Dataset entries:
--*--
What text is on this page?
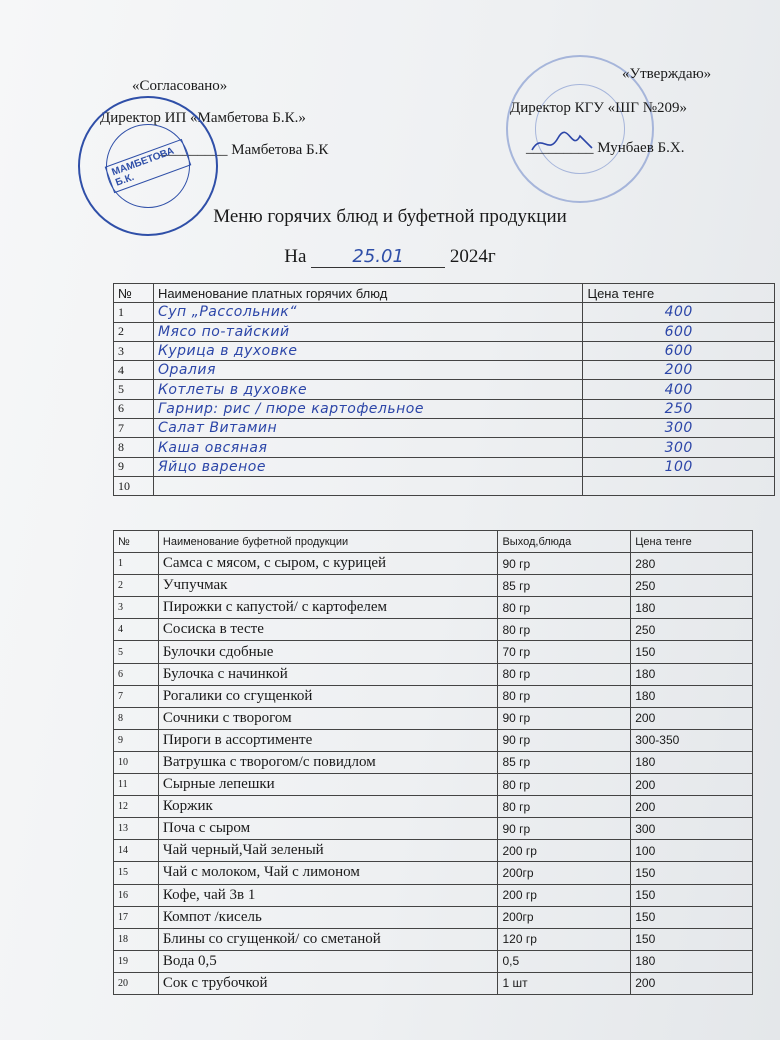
«Согласовано»
Директор ИП «Мамбетова Б.К.»
_________ Мамбетова Б.К
МАМБЕТОВА Б.К.
«Утверждаю»
Директор КГУ «ШГ №209»
_________ Мунбаев Б.Х.
Меню горячих блюд и буфетной продукции
На	25.01 2024г
№	Наименование платных горячих блюд	Цена тенге
1	Суп „Рассольник“	400
2	Мясо по-тайский	600
3	Курица в духовке	600
4	Оралия	200
5	Котлеты в духовке	400
6	Гарнир: рис / пюре картофельное	250
7	Салат Витамин	300
8	Каша овсяная	300
9	Яйцо вареное	100
10		
№	Наименование буфетной продукции	Выход,блюда	Цена тенге
1	Самса с мясом, с сыром, с курицей	90 гр	280
2	Учпучмак	85 гр	250
3	Пирожки с капустой/ с картофелем	80 гр	180
4	Сосиска в тесте	80 гр	250
5	Булочки сдобные	70 гр	150
6	Булочка с начинкой	80 гр	180
7	Рогалики со сгущенкой	80 гр	180
8	Сочники с творогом	90 гр	200
9	Пироги в ассортименте	90 гр	300-350
10	Ватрушка с творогом/с повидлом	85 гр	180
11	Сырные лепешки	80 гр	200
12	Коржик	80 гр	200
13	Поча с сыром	90 гр	300
14	Чай черный,Чай зеленый	200 гр	100
15	Чай с молоком, Чай с лимоном	200гр	150
16	Кофе, чай 3в 1	200 гр	150
17	Компот /кисель	200гр	150
18	Блины со сгущенкой/ со сметаной	120 гр	150
19	Вода 0,5	0,5	180
20	Сок с трубочкой	1 шт	200
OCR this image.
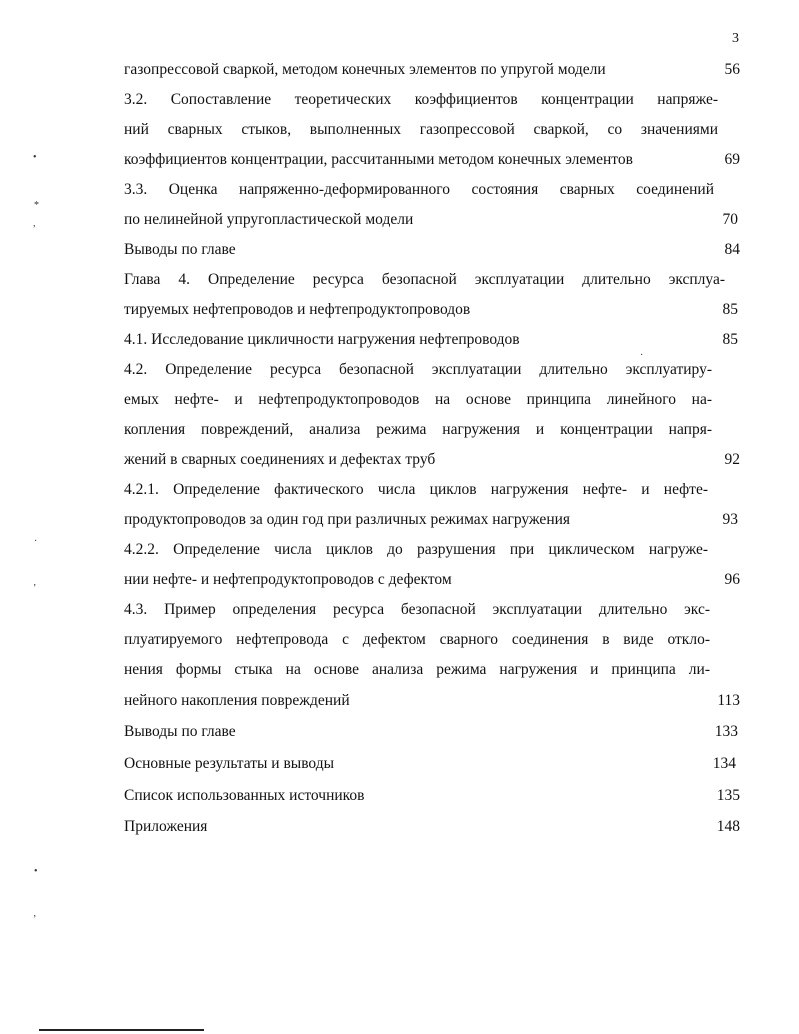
3
газопрессовой сваркой, методом конечных элементов по упругой модели	56
3.2. Сопоставление теоретических коэффициентов концентрации напряже-
ний сварных стыков, выполненных газопрессовой сваркой, со значениями
коэффициентов концентрации, рассчитанными методом конечных элементов	69
3.3. Оценка напряженно-деформированного состояния сварных соединений
по нелинейной упругопластической модели	70
Выводы по главе	84
Глава 4. Определение ресурса безопасной эксплуатации длительно эксплуа-
тируемых нефтепроводов и нефтепродуктопроводов	85
4.1. Исследование цикличности нагружения нефтепроводов	85
4.2. Определение ресурса безопасной эксплуатации длительно эксплуатиру-
емых нефте- и нефтепродуктопроводов на основе принципа линейного на-
копления повреждений, анализа режима нагружения и концентрации напря-
жений в сварных соединениях и дефектах труб	92
4.2.1. Определение фактического числа циклов нагружения нефте- и нефте-
продуктопроводов за один год при различных режимах нагружения	93
4.2.2. Определение числа циклов до разрушения при циклическом нагруже-
нии нефте- и нефтепродуктопроводов с дефектом	96
4.3. Пример определения ресурса безопасной эксплуатации длительно экс-
плуатируемого нефтепровода с дефектом сварного соединения в виде откло-
нения формы стыка на основе анализа режима нагружения и принципа ли-
нейного накопления повреждений	113
Выводы по главе	133
Основные результаты и выводы	134
Список использованных источников	135
Приложения	148
•
*
,
·
ʼ
•
ʼ
·
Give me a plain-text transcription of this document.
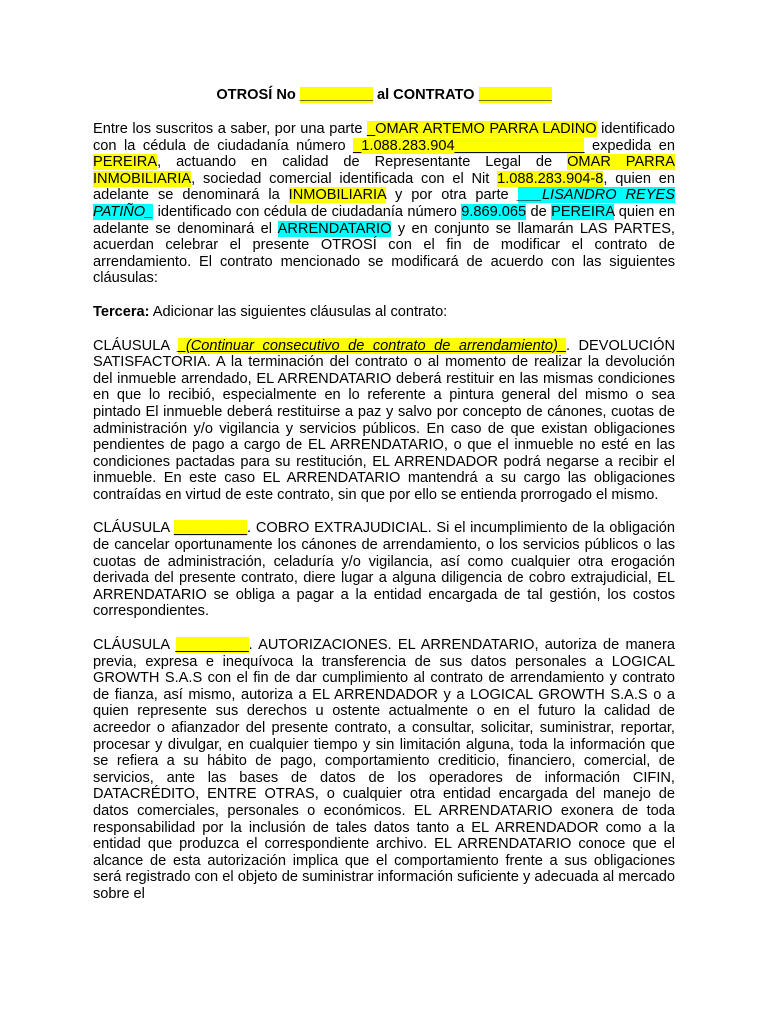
OTROSÍ No _________ al CONTRATO _________

Entre los suscritos a saber, por una parte _OMAR ARTEMO PARRA LADINO identificado con la cédula de ciudadanía número _1.088.283.904________________ expedida en PEREIRA, actuando en calidad de Representante Legal de OMAR PARRA INMOBILIARIA, sociedad comercial identificada con el Nit 1.088.283.904-8, quien en adelante se denominará la INMOBILIARIA y por otra parte ___LISANDRO REYES PATIÑO_ identificado con cédula de ciudadanía número 9.869.065 de PEREIRA quien en adelante se denominará el ARRENDATARIO y en conjunto se llamarán LAS PARTES, acuerdan celebrar el presente OTROSÍ con el fin de modificar el contrato de arrendamiento. El contrato mencionado se modificará de acuerdo con las siguientes cláusulas:

Tercera: Adicionar las siguientes cláusulas al contrato:

CLÁUSULA _(Continuar consecutivo de contrato de arrendamiento)_. DEVOLUCIÓN SATISFACTORIA. A la terminación del contrato o al momento de realizar la devolución del inmueble arrendado, EL ARRENDATARIO deberá restituir en las mismas condiciones en que lo recibió, especialmente en lo referente a pintura general del mismo o sea pintado El inmueble deberá restituirse a paz y salvo por concepto de cánones, cuotas de administración y/o vigilancia y servicios públicos. En caso de que existan obligaciones pendientes de pago a cargo de EL ARRENDATARIO, o que el inmueble no esté en las condiciones pactadas para su restitución, EL ARRENDADOR podrá negarse a recibir el inmueble. En este caso EL ARRENDATARIO mantendrá a su cargo las obligaciones contraídas en virtud de este contrato, sin que por ello se entienda prorrogado el mismo.

CLÁUSULA _________. COBRO EXTRAJUDICIAL. Si el incumplimiento de la obligación de cancelar oportunamente los cánones de arrendamiento, o los servicios públicos o las cuotas de administración, celaduría y/o vigilancia, así como cualquier otra erogación derivada del presente contrato, diere lugar a alguna diligencia de cobro extrajudicial, EL ARRENDATARIO se obliga a pagar a la entidad encargada de tal gestión, los costos correspondientes.

CLÁUSULA _________. AUTORIZACIONES. EL ARRENDATARIO, autoriza de manera previa, expresa e inequívoca la transferencia de sus datos personales a LOGICAL GROWTH S.A.S con el fin de dar cumplimiento al contrato de arrendamiento y contrato de fianza, así mismo, autoriza a EL ARRENDADOR y a LOGICAL GROWTH S.A.S o a quien represente sus derechos u ostente actualmente o en el futuro la calidad de acreedor o afianzador del presente contrato, a consultar, solicitar, suministrar, reportar, procesar y divulgar, en cualquier tiempo y sin limitación alguna, toda la información que se refiera a su hábito de pago, comportamiento crediticio, financiero, comercial, de servicios, ante las bases de datos de los operadores de información CIFIN, DATACRÉDITO, ENTRE OTRAS, o cualquier otra entidad encargada del manejo de datos comerciales, personales o económicos. EL ARRENDATARIO exonera de toda responsabilidad por la inclusión de tales datos tanto a EL ARRENDADOR como a la entidad que produzca el correspondiente archivo. EL ARRENDATARIO conoce que el alcance de esta autorización implica que el comportamiento frente a sus obligaciones será registrado con el objeto de suministrar información suficiente y adecuada al mercado sobre el
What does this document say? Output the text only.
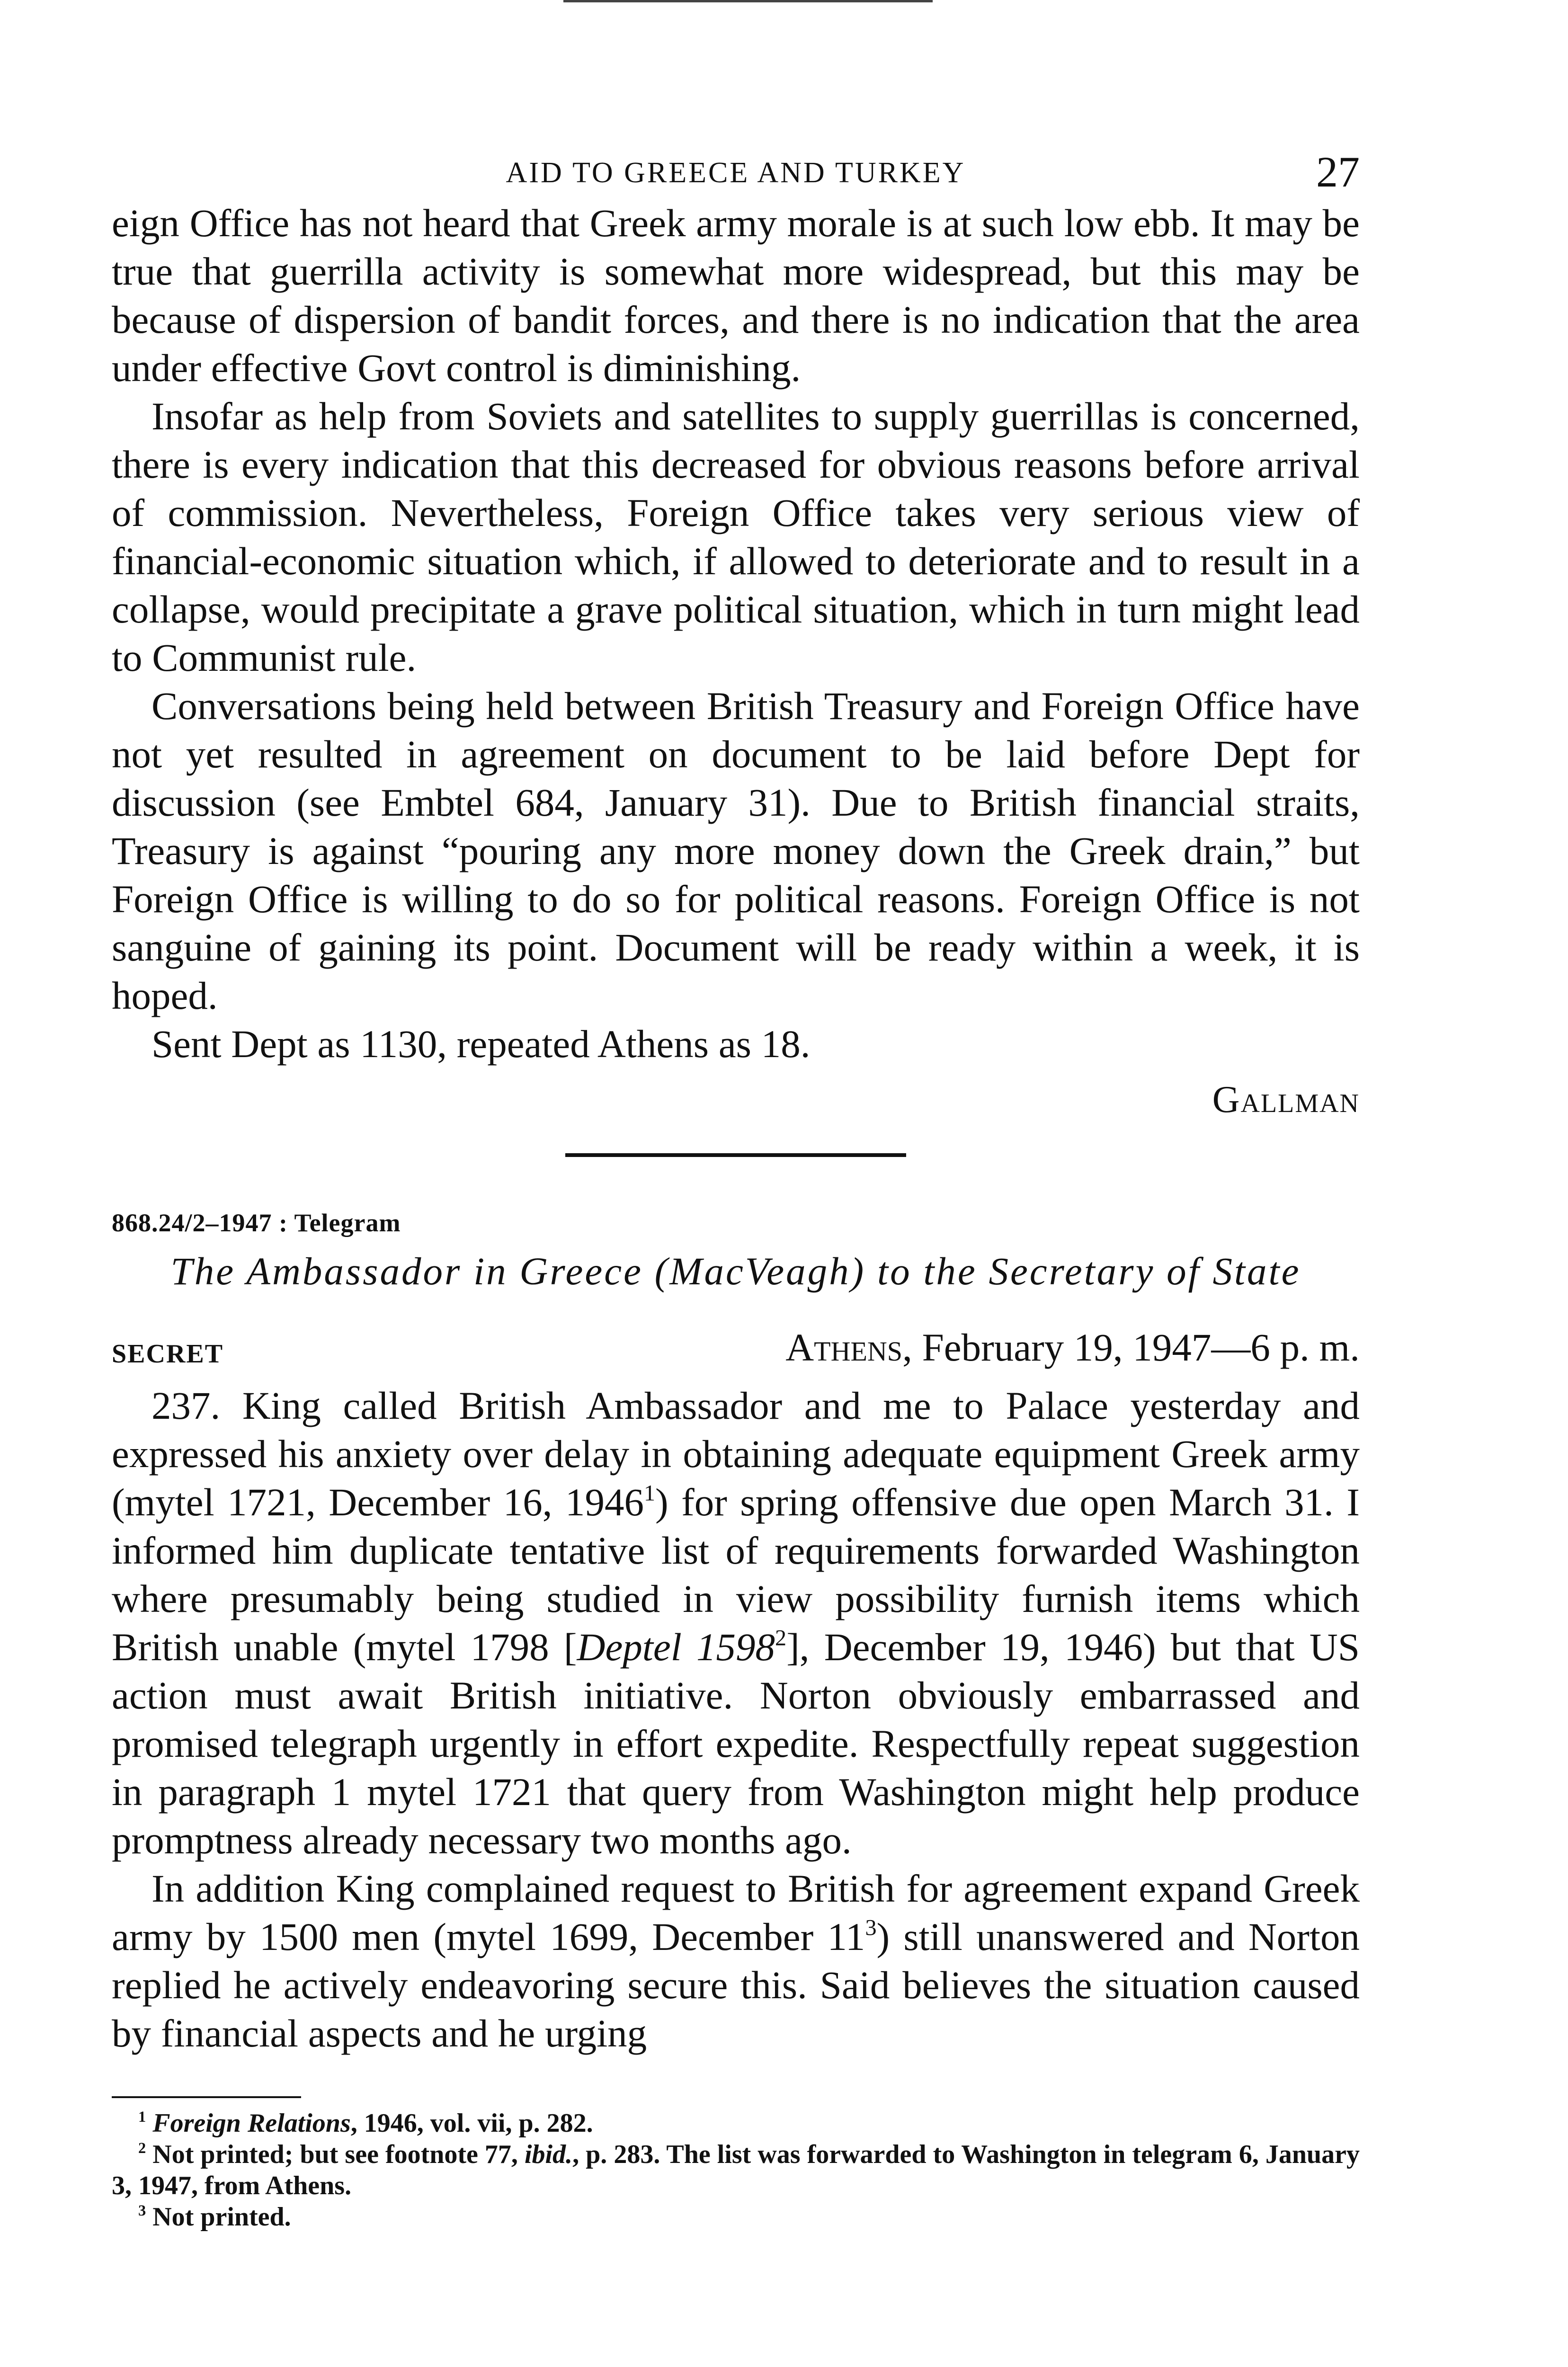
AID TO GREECE AND TURKEY	27

eign Office has not heard that Greek army morale is at such low ebb. It may be true that guerrilla activity is somewhat more widespread, but this may be because of dispersion of bandit forces, and there is no indication that the area under effective Govt control is diminishing.

Insofar as help from Soviets and satellites to supply guerrillas is concerned, there is every indication that this decreased for obvious reasons before arrival of commission. Nevertheless, Foreign Office takes very serious view of financial-economic situation which, if allowed to deteriorate and to result in a collapse, would precipitate a grave political situation, which in turn might lead to Communist rule.

Conversations being held between British Treasury and Foreign Office have not yet resulted in agreement on document to be laid before Dept for discussion (see Embtel 684, January 31). Due to British financial straits, Treasury is against “pouring any more money down the Greek drain,” but Foreign Office is willing to do so for political reasons. Foreign Office is not sanguine of gaining its point. Document will be ready within a week, it is hoped.

Sent Dept as 1130, repeated Athens as 18.

Gallman
868.24/2–1947 : Telegram
The Ambassador in Greece (MacVeagh) to the Secretary of State
SECRET	Athens, February 19, 1947—6 p. m.

237. King called British Ambassador and me to Palace yesterday and expressed his anxiety over delay in obtaining adequate equipment Greek army (mytel 1721, December 16, 1946$^1$) for spring offensive due open March 31. I informed him duplicate tentative list of requirements forwarded Washington where presumably being studied in view possibility furnish items which British unable (mytel 1798 [Deptel 1598$^2$], December 19, 1946) but that US action must await British initiative. Norton obviously embarrassed and promised telegraph urgently in effort expedite. Respectfully repeat suggestion in paragraph 1 mytel 1721 that query from Washington might help produce promptness already necessary two months ago.

In addition King complained request to British for agreement expand Greek army by 1500 men (mytel 1699, December $11^3$) still unanswered and Norton replied he actively endeavoring secure this. Said believes the situation caused by financial aspects and he urging

$^1$ Foreign Relations, 1946, vol. vii, p. 282.

$^2$ Not printed; but see footnote 77, ibid., p. 283. The list was forwarded to Washington in telegram 6, January 3, 1947, from Athens.

$^3$ Not printed.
--*--
Look through the listing above. Pick out each line with "Washington" and copy it.

237. King called British Ambassador and me to Palace yesterday and expressed his anxiety over delay in obtaining adequate equipment Greek army (mytel 1721, December 16, 1946$^1$) for spring offensive due open March 31. I informed him duplicate tentative list of requirements forwarded Washington where presumably being studied in view possibility furnish items which British unable (mytel 1798 [Deptel 1598$^2$], December 19, 1946) but that US action must await British initiative. Norton obviously embarrassed and promised telegraph urgently in effort expedite. Respectfully repeat suggestion in paragraph 1 mytel 1721 that query from Washington might help produce promptness already necessary two months ago.
$^2$ Not printed; but see footnote 77, ibid., p. 283. The list was forwarded to Washington in telegram 6, January 3, 1947, from Athens.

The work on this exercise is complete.